* _Raw data_
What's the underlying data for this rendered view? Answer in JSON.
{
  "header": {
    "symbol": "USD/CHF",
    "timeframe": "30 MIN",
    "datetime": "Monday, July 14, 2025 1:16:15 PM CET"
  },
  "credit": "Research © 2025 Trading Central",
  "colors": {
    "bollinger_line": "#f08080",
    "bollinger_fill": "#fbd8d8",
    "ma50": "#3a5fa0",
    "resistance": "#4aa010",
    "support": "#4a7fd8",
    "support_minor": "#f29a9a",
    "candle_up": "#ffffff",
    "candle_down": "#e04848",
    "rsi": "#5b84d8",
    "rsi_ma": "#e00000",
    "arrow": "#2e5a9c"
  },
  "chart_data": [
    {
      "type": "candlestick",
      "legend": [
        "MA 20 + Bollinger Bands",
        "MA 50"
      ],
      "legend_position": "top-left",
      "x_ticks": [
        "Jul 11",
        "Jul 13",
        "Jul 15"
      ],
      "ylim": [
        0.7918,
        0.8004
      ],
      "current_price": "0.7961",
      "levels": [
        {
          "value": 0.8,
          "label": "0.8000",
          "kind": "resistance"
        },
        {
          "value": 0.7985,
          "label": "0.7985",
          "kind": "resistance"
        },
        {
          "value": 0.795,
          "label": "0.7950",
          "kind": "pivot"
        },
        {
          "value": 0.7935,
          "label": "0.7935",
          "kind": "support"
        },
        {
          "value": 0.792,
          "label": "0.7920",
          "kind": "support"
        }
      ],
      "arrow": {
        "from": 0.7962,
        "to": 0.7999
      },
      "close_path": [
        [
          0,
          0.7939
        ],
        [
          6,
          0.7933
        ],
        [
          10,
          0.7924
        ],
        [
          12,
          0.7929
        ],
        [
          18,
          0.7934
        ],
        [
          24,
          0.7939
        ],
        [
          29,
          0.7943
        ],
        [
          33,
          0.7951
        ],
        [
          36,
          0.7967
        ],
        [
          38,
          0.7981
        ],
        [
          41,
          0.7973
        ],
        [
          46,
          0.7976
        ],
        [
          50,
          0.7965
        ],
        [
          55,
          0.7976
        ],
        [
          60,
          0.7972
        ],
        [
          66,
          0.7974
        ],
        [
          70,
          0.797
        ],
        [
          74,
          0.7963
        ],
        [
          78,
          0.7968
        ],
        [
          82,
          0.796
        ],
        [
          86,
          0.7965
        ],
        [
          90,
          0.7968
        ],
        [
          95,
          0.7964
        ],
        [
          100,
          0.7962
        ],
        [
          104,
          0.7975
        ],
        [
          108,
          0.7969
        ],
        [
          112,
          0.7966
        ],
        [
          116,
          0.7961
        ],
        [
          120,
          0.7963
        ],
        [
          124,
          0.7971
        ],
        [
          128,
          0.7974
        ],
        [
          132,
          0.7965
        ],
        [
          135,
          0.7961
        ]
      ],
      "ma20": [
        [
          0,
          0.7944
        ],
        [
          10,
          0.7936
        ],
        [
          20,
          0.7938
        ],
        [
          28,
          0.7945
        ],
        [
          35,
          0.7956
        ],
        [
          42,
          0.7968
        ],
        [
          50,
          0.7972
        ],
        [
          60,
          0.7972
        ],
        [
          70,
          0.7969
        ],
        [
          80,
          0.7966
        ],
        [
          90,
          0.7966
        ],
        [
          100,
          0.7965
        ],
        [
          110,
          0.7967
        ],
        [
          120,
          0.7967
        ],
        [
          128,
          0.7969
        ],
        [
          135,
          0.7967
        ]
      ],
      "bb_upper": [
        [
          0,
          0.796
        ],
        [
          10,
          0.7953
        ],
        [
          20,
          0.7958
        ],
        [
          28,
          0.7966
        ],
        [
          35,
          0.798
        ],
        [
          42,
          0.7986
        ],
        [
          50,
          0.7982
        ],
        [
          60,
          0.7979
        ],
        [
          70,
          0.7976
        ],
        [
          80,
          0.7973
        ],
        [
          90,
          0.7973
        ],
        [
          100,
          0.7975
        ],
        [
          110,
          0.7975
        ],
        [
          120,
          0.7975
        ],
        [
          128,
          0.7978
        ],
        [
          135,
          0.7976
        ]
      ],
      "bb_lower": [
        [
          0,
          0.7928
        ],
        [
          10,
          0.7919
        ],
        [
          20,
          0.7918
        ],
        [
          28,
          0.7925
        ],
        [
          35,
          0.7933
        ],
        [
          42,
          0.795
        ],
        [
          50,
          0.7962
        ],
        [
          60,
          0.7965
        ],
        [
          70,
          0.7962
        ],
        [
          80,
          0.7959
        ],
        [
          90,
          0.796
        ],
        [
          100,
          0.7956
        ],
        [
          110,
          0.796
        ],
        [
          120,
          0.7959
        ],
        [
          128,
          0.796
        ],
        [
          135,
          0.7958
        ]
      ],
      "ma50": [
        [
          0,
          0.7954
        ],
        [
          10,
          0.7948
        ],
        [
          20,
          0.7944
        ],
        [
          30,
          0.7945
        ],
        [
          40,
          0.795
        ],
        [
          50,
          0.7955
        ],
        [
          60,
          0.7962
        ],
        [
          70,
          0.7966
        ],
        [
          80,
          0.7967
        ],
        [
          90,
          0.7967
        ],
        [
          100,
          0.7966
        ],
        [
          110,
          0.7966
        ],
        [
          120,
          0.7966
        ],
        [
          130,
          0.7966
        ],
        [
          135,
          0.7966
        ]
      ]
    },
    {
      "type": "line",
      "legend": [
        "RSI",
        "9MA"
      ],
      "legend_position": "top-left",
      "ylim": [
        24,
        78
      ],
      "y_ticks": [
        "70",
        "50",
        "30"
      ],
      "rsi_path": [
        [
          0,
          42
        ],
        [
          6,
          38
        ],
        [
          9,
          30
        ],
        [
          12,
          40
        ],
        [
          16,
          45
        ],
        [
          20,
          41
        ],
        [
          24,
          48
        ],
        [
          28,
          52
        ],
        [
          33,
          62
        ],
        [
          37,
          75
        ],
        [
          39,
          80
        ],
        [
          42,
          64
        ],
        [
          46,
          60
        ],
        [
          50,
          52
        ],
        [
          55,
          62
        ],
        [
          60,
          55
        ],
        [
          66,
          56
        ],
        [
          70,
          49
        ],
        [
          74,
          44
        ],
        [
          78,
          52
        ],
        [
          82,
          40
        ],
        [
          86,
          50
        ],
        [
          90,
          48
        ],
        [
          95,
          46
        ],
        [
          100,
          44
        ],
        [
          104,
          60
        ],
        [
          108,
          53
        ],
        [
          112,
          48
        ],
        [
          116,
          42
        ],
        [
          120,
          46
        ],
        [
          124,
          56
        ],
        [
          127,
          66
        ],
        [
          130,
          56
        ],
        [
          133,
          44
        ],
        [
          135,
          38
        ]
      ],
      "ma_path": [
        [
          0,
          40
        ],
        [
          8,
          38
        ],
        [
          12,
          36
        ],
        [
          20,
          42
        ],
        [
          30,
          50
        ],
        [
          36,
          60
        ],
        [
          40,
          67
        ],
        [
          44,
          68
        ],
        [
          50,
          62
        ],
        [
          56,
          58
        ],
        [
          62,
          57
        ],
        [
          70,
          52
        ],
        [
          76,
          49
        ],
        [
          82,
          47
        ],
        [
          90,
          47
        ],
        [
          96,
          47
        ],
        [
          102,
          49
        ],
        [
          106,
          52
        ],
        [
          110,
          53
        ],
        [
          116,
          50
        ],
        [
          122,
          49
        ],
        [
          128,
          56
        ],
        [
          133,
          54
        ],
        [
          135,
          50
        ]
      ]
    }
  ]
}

* _What the task asks_
Set down each entry again, unchanged.

* _The result_
What's the underlying data for this rendered view? Answer in JSON.
{
  "header": {
    "symbol": "USD/CHF",
    "timeframe": "30 MIN",
    "datetime": "Monday, July 14, 2025 1:16:15 PM CET"
  },
  "credit": "Research © 2025 Trading Central",
  "colors": {
    "bollinger_line": "#f08080",
    "bollinger_fill": "#fbd8d8",
    "ma50": "#3a5fa0",
    "resistance": "#4aa010",
    "support": "#4a7fd8",
    "support_minor": "#f29a9a",
    "candle_up": "#ffffff",
    "candle_down": "#e04848",
    "rsi": "#5b84d8",
    "rsi_ma": "#e00000",
    "arrow": "#2e5a9c"
  },
  "chart_data": [
    {
      "type": "candlestick",
      "legend": [
        "MA 20 + Bollinger Bands",
        "MA 50"
      ],
      "legend_position": "top-left",
      "x_ticks": [
        "Jul 11",
        "Jul 13",
        "Jul 15"
      ],
      "ylim": [
        0.7918,
        0.8004
      ],
      "current_price": "0.7961",
      "levels": [
        {
          "value": 0.8,
          "label": "0.8000",
          "kind": "resistance"
        },
        {
          "value": 0.7985,
          "label": "0.7985",
          "kind": "resistance"
        },
        {
          "value": 0.795,
          "label": "0.7950",
          "kind": "pivot"
        },
        {
          "value": 0.7935,
          "label": "0.7935",
          "kind": "support"
        },
        {
          "value": 0.792,
          "label": "0.7920",
          "kind": "support"
        }
      ],
      "arrow": {
        "from": 0.7962,
        "to": 0.7999
      },
      "close_path": [
        [
          0,
          0.7939
        ],
        [
          6,
          0.7933
        ],
        [
          10,
          0.7924
        ],
        [
          12,
          0.7929
        ],
        [
          18,
          0.7934
        ],
        [
          24,
          0.7939
        ],
        [
          29,
          0.7943
        ],
        [
          33,
          0.7951
        ],
        [
          36,
          0.7967
        ],
        [
          38,
          0.7981
        ],
        [
          41,
          0.7973
        ],
        [
          46,
          0.7976
        ],
        [
          50,
          0.7965
        ],
        [
          55,
          0.7976
        ],
        [
          60,
          0.7972
        ],
        [
          66,
          0.7974
        ],
        [
          70,
          0.797
        ],
        [
          74,
          0.7963
        ],
        [
          78,
          0.7968
        ],
        [
          82,
          0.796
        ],
        [
          86,
          0.7965
        ],
        [
          90,
          0.7968
        ],
        [
          95,
          0.7964
        ],
        [
          100,
          0.7962
        ],
        [
          104,
          0.7975
        ],
        [
          108,
          0.7969
        ],
        [
          112,
          0.7966
        ],
        [
          116,
          0.7961
        ],
        [
          120,
          0.7963
        ],
        [
          124,
          0.7971
        ],
        [
          128,
          0.7974
        ],
        [
          132,
          0.7965
        ],
        [
          135,
          0.7961
        ]
      ],
      "ma20": [
        [
          0,
          0.7944
        ],
        [
          10,
          0.7936
        ],
        [
          20,
          0.7938
        ],
        [
          28,
          0.7945
        ],
        [
          35,
          0.7956
        ],
        [
          42,
          0.7968
        ],
        [
          50,
          0.7972
        ],
        [
          60,
          0.7972
        ],
        [
          70,
          0.7969
        ],
        [
          80,
          0.7966
        ],
        [
          90,
          0.7966
        ],
        [
          100,
          0.7965
        ],
        [
          110,
          0.7967
        ],
        [
          120,
          0.7967
        ],
        [
          128,
          0.7969
        ],
        [
          135,
          0.7967
        ]
      ],
      "bb_upper": [
        [
          0,
          0.796
        ],
        [
          10,
          0.7953
        ],
        [
          20,
          0.7958
        ],
        [
          28,
          0.7966
        ],
        [
          35,
          0.798
        ],
        [
          42,
          0.7986
        ],
        [
          50,
          0.7982
        ],
        [
          60,
          0.7979
        ],
        [
          70,
          0.7976
        ],
        [
          80,
          0.7973
        ],
        [
          90,
          0.7973
        ],
        [
          100,
          0.7975
        ],
        [
          110,
          0.7975
        ],
        [
          120,
          0.7975
        ],
        [
          128,
          0.7978
        ],
        [
          135,
          0.7976
        ]
      ],
      "bb_lower": [
        [
          0,
          0.7928
        ],
        [
          10,
          0.7919
        ],
        [
          20,
          0.7918
        ],
        [
          28,
          0.7925
        ],
        [
          35,
          0.7933
        ],
        [
          42,
          0.795
        ],
        [
          50,
          0.7962
        ],
        [
          60,
          0.7965
        ],
        [
          70,
          0.7962
        ],
        [
          80,
          0.7959
        ],
        [
          90,
          0.796
        ],
        [
          100,
          0.7956
        ],
        [
          110,
          0.796
        ],
        [
          120,
          0.7959
        ],
        [
          128,
          0.796
        ],
        [
          135,
          0.7958
        ]
      ],
      "ma50": [
        [
          0,
          0.7954
        ],
        [
          10,
          0.7948
        ],
        [
          20,
          0.7944
        ],
        [
          30,
          0.7945
        ],
        [
          40,
          0.795
        ],
        [
          50,
          0.7955
        ],
        [
          60,
          0.7962
        ],
        [
          70,
          0.7966
        ],
        [
          80,
          0.7967
        ],
        [
          90,
          0.7967
        ],
        [
          100,
          0.7966
        ],
        [
          110,
          0.7966
        ],
        [
          120,
          0.7966
        ],
        [
          130,
          0.7966
        ],
        [
          135,
          0.7966
        ]
      ]
    },
    {
      "type": "line",
      "legend": [
        "RSI",
        "9MA"
      ],
      "legend_position": "top-left",
      "ylim": [
        24,
        78
      ],
      "y_ticks": [
        "70",
        "50",
        "30"
      ],
      "rsi_path": [
        [
          0,
          42
        ],
        [
          6,
          38
        ],
        [
          9,
          30
        ],
        [
          12,
          40
        ],
        [
          16,
          45
        ],
        [
          20,
          41
        ],
        [
          24,
          48
        ],
        [
          28,
          52
        ],
        [
          33,
          62
        ],
        [
          37,
          75
        ],
        [
          39,
          80
        ],
        [
          42,
          64
        ],
        [
          46,
          60
        ],
        [
          50,
          52
        ],
        [
          55,
          62
        ],
        [
          60,
          55
        ],
        [
          66,
          56
        ],
        [
          70,
          49
        ],
        [
          74,
          44
        ],
        [
          78,
          52
        ],
        [
          82,
          40
        ],
        [
          86,
          50
        ],
        [
          90,
          48
        ],
        [
          95,
          46
        ],
        [
          100,
          44
        ],
        [
          104,
          60
        ],
        [
          108,
          53
        ],
        [
          112,
          48
        ],
        [
          116,
          42
        ],
        [
          120,
          46
        ],
        [
          124,
          56
        ],
        [
          127,
          66
        ],
        [
          130,
          56
        ],
        [
          133,
          44
        ],
        [
          135,
          38
        ]
      ],
      "ma_path": [
        [
          0,
          40
        ],
        [
          8,
          38
        ],
        [
          12,
          36
        ],
        [
          20,
          42
        ],
        [
          30,
          50
        ],
        [
          36,
          60
        ],
        [
          40,
          67
        ],
        [
          44,
          68
        ],
        [
          50,
          62
        ],
        [
          56,
          58
        ],
        [
          62,
          57
        ],
        [
          70,
          52
        ],
        [
          76,
          49
        ],
        [
          82,
          47
        ],
        [
          90,
          47
        ],
        [
          96,
          47
        ],
        [
          102,
          49
        ],
        [
          106,
          52
        ],
        [
          110,
          53
        ],
        [
          116,
          50
        ],
        [
          122,
          49
        ],
        [
          128,
          56
        ],
        [
          133,
          54
        ],
        [
          135,
          50
        ]
      ]
    }
  ]
}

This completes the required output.